--- start of THE DATA ---

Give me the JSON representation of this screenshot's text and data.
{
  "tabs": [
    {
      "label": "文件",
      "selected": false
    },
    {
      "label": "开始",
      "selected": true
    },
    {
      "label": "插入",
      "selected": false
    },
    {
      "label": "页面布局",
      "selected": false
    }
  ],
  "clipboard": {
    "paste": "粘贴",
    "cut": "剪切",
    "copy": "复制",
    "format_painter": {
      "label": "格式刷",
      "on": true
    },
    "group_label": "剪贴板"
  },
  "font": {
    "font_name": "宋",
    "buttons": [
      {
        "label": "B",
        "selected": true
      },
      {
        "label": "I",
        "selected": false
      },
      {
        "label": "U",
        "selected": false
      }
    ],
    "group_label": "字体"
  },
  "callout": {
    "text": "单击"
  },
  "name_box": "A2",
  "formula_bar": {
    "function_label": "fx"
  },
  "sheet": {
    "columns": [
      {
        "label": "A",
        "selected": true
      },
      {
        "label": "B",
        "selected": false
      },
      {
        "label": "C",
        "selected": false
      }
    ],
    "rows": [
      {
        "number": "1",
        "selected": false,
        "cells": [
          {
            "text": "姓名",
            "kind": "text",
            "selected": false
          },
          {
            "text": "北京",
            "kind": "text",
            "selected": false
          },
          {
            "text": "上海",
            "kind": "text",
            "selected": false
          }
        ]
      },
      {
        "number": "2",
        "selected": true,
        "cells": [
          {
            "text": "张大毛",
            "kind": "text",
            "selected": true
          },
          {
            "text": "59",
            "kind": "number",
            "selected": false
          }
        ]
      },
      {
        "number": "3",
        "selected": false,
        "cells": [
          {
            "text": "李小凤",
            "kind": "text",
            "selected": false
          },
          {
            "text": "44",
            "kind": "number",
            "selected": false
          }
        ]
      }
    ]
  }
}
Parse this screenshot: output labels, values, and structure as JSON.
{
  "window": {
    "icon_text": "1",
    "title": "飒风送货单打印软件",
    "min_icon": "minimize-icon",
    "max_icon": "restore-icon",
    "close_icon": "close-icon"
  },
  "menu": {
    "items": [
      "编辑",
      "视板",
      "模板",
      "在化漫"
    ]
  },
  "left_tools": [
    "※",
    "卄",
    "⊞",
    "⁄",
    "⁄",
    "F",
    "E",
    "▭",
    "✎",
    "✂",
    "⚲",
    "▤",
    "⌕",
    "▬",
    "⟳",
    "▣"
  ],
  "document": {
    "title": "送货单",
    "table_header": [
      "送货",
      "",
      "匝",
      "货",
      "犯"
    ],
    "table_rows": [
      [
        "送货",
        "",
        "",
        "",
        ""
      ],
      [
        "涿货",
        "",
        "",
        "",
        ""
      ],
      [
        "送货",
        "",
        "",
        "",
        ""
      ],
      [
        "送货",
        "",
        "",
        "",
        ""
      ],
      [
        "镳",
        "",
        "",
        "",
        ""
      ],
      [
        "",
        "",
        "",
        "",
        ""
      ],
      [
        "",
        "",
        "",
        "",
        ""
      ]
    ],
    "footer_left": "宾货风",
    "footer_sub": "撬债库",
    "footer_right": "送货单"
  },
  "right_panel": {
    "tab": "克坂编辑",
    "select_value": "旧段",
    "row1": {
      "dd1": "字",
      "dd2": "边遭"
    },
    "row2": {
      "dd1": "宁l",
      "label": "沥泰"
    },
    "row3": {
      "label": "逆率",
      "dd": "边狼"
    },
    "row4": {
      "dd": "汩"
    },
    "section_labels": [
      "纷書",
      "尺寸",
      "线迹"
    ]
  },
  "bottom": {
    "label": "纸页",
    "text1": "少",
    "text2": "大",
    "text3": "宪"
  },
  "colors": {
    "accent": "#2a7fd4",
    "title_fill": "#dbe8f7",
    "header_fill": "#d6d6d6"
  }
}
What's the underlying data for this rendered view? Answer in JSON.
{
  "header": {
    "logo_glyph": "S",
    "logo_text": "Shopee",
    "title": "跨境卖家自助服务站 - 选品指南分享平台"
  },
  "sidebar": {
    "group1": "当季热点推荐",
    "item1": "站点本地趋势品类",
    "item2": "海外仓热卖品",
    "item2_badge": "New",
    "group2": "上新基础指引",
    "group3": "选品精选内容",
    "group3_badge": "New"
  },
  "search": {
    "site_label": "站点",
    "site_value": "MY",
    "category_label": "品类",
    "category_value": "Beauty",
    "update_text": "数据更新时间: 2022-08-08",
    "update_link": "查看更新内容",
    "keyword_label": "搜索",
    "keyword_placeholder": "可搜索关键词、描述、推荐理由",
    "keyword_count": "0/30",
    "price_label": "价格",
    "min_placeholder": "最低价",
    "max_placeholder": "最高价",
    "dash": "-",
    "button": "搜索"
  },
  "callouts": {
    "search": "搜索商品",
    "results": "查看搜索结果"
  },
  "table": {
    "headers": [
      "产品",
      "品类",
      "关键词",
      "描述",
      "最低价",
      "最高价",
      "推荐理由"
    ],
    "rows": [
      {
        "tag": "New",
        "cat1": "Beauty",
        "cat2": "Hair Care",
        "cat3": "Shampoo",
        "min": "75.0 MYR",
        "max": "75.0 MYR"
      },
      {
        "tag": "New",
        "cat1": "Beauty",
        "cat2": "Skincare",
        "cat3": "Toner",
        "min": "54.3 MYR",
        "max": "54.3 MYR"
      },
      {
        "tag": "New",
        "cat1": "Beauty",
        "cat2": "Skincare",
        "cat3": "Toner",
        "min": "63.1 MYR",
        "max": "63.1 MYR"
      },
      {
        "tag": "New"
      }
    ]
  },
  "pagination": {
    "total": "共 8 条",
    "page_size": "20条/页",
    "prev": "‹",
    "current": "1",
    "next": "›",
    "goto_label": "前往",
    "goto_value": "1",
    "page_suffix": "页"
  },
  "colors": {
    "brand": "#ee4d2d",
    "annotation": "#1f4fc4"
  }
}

--- end of THE DATA ---

> **SHORT EXERCISE**:
Search the listing for the string "this". Copy each line where it turns up.

> **TASK RESPONSE**:
Give me the JSON representation of this screenshot's text and data.
Parse this screenshot: output labels, values, and structure as JSON.
What's the underlying data for this rendered view? Answer in JSON.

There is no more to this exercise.